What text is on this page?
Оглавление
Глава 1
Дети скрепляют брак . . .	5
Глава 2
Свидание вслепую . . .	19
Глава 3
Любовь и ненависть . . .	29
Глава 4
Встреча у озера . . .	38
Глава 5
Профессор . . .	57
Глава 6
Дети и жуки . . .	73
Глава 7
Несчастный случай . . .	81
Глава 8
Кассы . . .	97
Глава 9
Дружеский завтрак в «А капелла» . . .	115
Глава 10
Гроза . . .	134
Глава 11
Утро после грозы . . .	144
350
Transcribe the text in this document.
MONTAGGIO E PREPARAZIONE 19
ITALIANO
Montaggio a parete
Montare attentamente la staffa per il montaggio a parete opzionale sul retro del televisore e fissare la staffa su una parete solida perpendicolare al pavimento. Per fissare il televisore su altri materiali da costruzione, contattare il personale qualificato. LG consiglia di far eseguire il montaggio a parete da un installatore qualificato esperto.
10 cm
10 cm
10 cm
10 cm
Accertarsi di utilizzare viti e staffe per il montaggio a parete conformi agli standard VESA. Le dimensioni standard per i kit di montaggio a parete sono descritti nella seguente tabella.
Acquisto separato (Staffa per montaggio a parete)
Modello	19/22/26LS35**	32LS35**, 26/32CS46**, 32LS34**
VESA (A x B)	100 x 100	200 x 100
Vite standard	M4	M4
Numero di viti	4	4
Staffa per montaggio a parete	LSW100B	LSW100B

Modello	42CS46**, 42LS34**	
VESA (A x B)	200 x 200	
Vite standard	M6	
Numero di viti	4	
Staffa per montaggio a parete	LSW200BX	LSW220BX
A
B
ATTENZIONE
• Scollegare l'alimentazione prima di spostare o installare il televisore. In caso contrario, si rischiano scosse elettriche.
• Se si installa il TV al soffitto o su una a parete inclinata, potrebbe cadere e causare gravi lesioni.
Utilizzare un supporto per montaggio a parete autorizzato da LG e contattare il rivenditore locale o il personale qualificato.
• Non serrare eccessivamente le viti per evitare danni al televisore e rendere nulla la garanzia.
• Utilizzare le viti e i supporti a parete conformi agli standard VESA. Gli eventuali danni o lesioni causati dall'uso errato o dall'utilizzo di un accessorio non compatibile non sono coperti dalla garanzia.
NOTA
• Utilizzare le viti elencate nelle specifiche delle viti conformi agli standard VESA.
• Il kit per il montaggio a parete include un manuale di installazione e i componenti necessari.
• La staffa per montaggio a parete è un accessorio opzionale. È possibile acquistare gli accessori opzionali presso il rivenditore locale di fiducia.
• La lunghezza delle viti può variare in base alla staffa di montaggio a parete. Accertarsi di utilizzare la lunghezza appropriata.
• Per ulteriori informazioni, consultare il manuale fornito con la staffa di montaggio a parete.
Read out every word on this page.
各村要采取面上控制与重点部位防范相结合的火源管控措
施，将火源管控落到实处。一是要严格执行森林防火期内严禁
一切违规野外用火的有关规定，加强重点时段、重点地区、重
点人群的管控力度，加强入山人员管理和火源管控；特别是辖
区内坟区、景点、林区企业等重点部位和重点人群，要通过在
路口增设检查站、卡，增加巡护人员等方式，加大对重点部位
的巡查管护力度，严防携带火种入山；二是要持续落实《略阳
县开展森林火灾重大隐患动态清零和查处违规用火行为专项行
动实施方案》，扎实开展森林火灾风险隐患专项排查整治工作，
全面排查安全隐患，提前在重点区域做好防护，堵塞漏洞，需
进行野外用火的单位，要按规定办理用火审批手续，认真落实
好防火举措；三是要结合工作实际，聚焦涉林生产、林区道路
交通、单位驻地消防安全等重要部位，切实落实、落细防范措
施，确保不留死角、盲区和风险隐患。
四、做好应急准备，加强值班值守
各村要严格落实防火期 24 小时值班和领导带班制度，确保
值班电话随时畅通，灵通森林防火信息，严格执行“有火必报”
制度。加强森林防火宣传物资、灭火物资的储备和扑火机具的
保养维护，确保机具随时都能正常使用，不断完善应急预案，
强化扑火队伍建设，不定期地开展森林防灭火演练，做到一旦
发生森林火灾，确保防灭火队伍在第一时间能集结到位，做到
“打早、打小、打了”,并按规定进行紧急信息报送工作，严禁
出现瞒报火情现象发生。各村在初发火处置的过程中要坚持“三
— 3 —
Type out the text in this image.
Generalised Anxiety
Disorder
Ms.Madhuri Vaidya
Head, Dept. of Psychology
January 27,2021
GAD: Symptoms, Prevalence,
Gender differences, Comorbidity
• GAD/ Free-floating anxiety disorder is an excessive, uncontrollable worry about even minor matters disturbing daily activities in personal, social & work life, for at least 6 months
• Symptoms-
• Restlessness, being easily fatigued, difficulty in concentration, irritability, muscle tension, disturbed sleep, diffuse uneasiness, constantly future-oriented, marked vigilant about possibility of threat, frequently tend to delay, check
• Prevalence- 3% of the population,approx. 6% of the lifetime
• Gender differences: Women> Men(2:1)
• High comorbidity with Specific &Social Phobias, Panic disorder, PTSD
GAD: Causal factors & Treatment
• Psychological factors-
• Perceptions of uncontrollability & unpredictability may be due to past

_THE REQUEST_. Everything in the listing above should be restated exactly.

_ANSWER IN FULL_.
What text is on this page?
Оглавление
Глава 1
Дети скрепляют брак . . .	5
Глава 2
Свидание вслепую . . .	19
Глава 3
Любовь и ненависть . . .	29
Глава 4
Встреча у озера . . .	38
Глава 5
Профессор . . .	57
Глава 6
Дети и жуки . . .	73
Глава 7
Несчастный случай . . .	81
Глава 8
Кассы . . .	97
Глава 9
Дружеский завтрак в «А капелла» . . .	115
Глава 10
Гроза . . .	134
Глава 11
Утро после грозы . . .	144
350
Transcribe the text in this document.
MONTAGGIO E PREPARAZIONE 19
ITALIANO
Montaggio a parete
Montare attentamente la staffa per il montaggio a parete opzionale sul retro del televisore e fissare la staffa su una parete solida perpendicolare al pavimento. Per fissare il televisore su altri materiali da costruzione, contattare il personale qualificato. LG consiglia di far eseguire il montaggio a parete da un installatore qualificato esperto.
10 cm
10 cm
10 cm
10 cm
Accertarsi di utilizzare viti e staffe per il montaggio a parete conformi agli standard VESA. Le dimensioni standard per i kit di montaggio a parete sono descritti nella seguente tabella.
Acquisto separato (Staffa per montaggio a parete)
Modello	19/22/26LS35**	32LS35**, 26/32CS46**, 32LS34**
VESA (A x B)	100 x 100	200 x 100
Vite standard	M4	M4
Numero di viti	4	4
Staffa per montaggio a parete	LSW100B	LSW100B

Modello	42CS46**, 42LS34**	
VESA (A x B)	200 x 200	
Vite standard	M6	
Numero di viti	4	
Staffa per montaggio a parete	LSW200BX	LSW220BX
A
B
ATTENZIONE
• Scollegare l'alimentazione prima di spostare o installare il televisore. In caso contrario, si rischiano scosse elettriche.
• Se si installa il TV al soffitto o su una a parete inclinata, potrebbe cadere e causare gravi lesioni.
Utilizzare un supporto per montaggio a parete autorizzato da LG e contattare il rivenditore locale o il personale qualificato.
• Non serrare eccessivamente le viti per evitare danni al televisore e rendere nulla la garanzia.
• Utilizzare le viti e i supporti a parete conformi agli standard VESA. Gli eventuali danni o lesioni causati dall'uso errato o dall'utilizzo di un accessorio non compatibile non sono coperti dalla garanzia.
NOTA
• Utilizzare le viti elencate nelle specifiche delle viti conformi agli standard VESA.
• Il kit per il montaggio a parete include un manuale di installazione e i componenti necessari.
• La staffa per montaggio a parete è un accessorio opzionale. È possibile acquistare gli accessori opzionali presso il rivenditore locale di fiducia.
• La lunghezza delle viti può variare in base alla staffa di montaggio a parete. Accertarsi di utilizzare la lunghezza appropriata.
• Per ulteriori informazioni, consultare il manuale fornito con la staffa di montaggio a parete.
Read out every word on this page.
各村要采取面上控制与重点部位防范相结合的火源管控措
施，将火源管控落到实处。一是要严格执行森林防火期内严禁
一切违规野外用火的有关规定，加强重点时段、重点地区、重
点人群的管控力度，加强入山人员管理和火源管控；特别是辖
区内坟区、景点、林区企业等重点部位和重点人群，要通过在
路口增设检查站、卡，增加巡护人员等方式，加大对重点部位
的巡查管护力度，严防携带火种入山；二是要持续落实《略阳
县开展森林火灾重大隐患动态清零和查处违规用火行为专项行
动实施方案》，扎实开展森林火灾风险隐患专项排查整治工作，
全面排查安全隐患，提前在重点区域做好防护，堵塞漏洞，需
进行野外用火的单位，要按规定办理用火审批手续，认真落实
好防火举措；三是要结合工作实际，聚焦涉林生产、林区道路
交通、单位驻地消防安全等重要部位，切实落实、落细防范措
施，确保不留死角、盲区和风险隐患。
四、做好应急准备，加强值班值守
各村要严格落实防火期 24 小时值班和领导带班制度，确保
值班电话随时畅通，灵通森林防火信息，严格执行“有火必报”
制度。加强森林防火宣传物资、灭火物资的储备和扑火机具的
保养维护，确保机具随时都能正常使用，不断完善应急预案，
强化扑火队伍建设，不定期地开展森林防灭火演练，做到一旦
发生森林火灾，确保防灭火队伍在第一时间能集结到位，做到
“打早、打小、打了”,并按规定进行紧急信息报送工作，严禁
出现瞒报火情现象发生。各村在初发火处置的过程中要坚持“三
— 3 —
Type out the text in this image.
Generalised Anxiety
Disorder
Ms.Madhuri Vaidya
Head, Dept. of Psychology
January 27,2021
GAD: Symptoms, Prevalence,
Gender differences, Comorbidity
• GAD/ Free-floating anxiety disorder is an excessive, uncontrollable worry about even minor matters disturbing daily activities in personal, social & work life, for at least 6 months
• Symptoms-
• Restlessness, being easily fatigued, difficulty in concentration, irritability, muscle tension, disturbed sleep, diffuse uneasiness, constantly future-oriented, marked vigilant about possibility of threat, frequently tend to delay, check
• Prevalence- 3% of the population,approx. 6% of the lifetime
• Gender differences: Women> Men(2:1)
• High comorbidity with Specific &Social Phobias, Panic disorder, PTSD
GAD: Causal factors & Treatment
• Psychological factors-
• Perceptions of uncontrollability & unpredictability may be due to past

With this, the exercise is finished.